What needs to be done
Below is some material; set it all down exactly, apart from the pictures.

Data shown
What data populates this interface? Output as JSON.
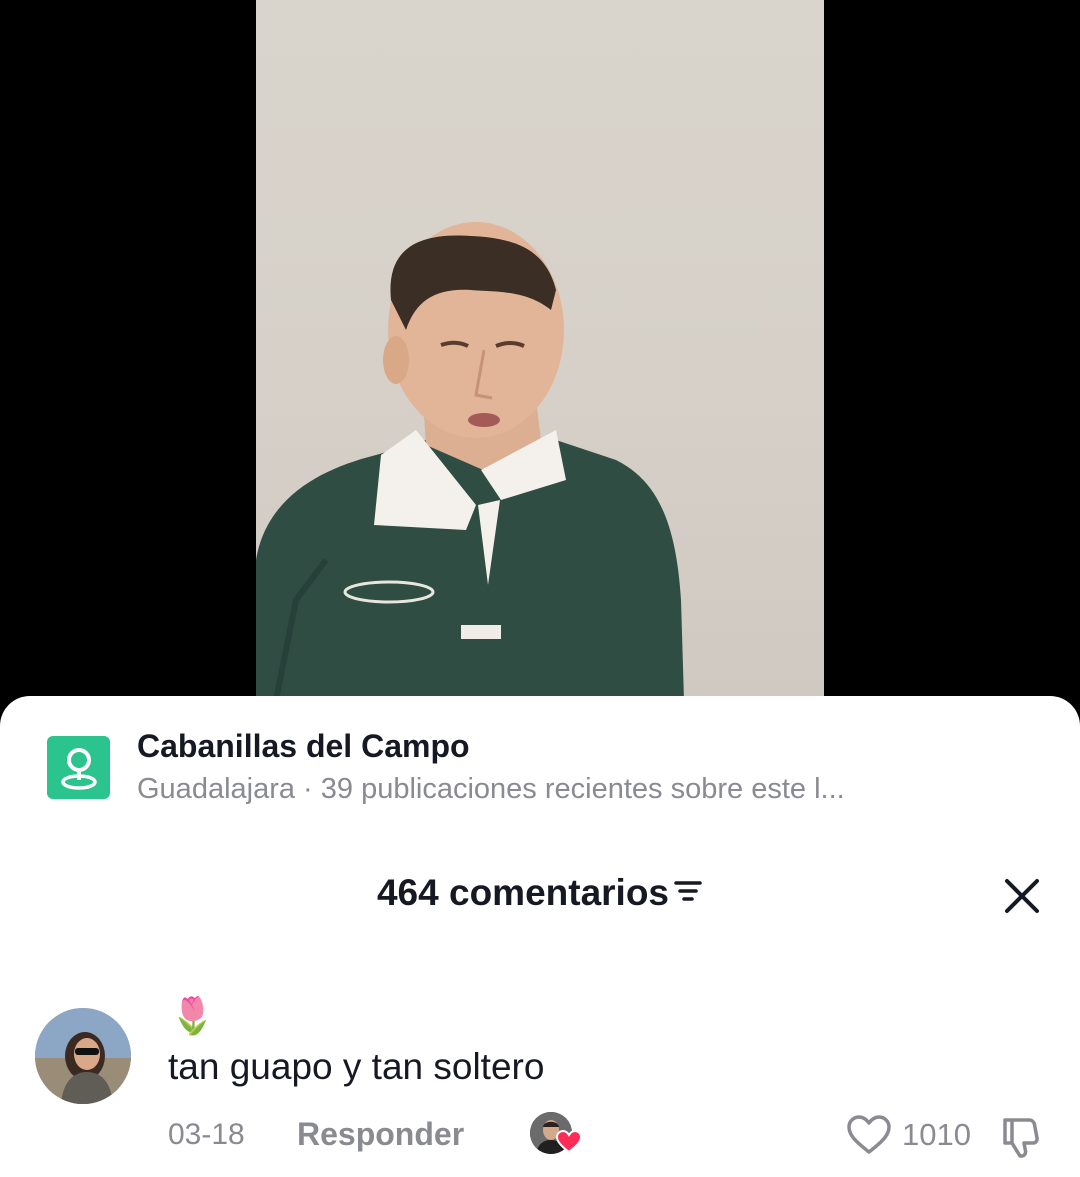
{
  "location": {
    "icon": "location-pin-icon",
    "title": "Cabanillas del Campo",
    "subtitle": "Guadalajara · 39 publicaciones recientes sobre este l..."
  },
  "comments_header": {
    "count_label": "464 comentarios",
    "sort_icon": "filter-lines-icon",
    "close_icon": "close-icon"
  },
  "comment": {
    "emoji": "🌷",
    "text": "tan guapo y tan soltero",
    "date": "03-18",
    "reply_label": "Responder",
    "likes": "1010"
  },
  "colors": {
    "location_icon_bg": "#2bc48e",
    "primary_text": "#161823",
    "secondary_text": "#8a8b91",
    "creator_heart": "#fe2c55"
  }
}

Task solution
What data populates this interface? Output as JSON.
{
  "location": {
    "icon": "location-pin-icon",
    "title": "Cabanillas del Campo",
    "subtitle": "Guadalajara · 39 publicaciones recientes sobre este l..."
  },
  "comments_header": {
    "count_label": "464 comentarios",
    "sort_icon": "filter-lines-icon",
    "close_icon": "close-icon"
  },
  "comment": {
    "emoji": "🌷",
    "text": "tan guapo y tan soltero",
    "date": "03-18",
    "reply_label": "Responder",
    "likes": "1010"
  },
  "colors": {
    "location_icon_bg": "#2bc48e",
    "primary_text": "#161823",
    "secondary_text": "#8a8b91",
    "creator_heart": "#fe2c55"
  }
}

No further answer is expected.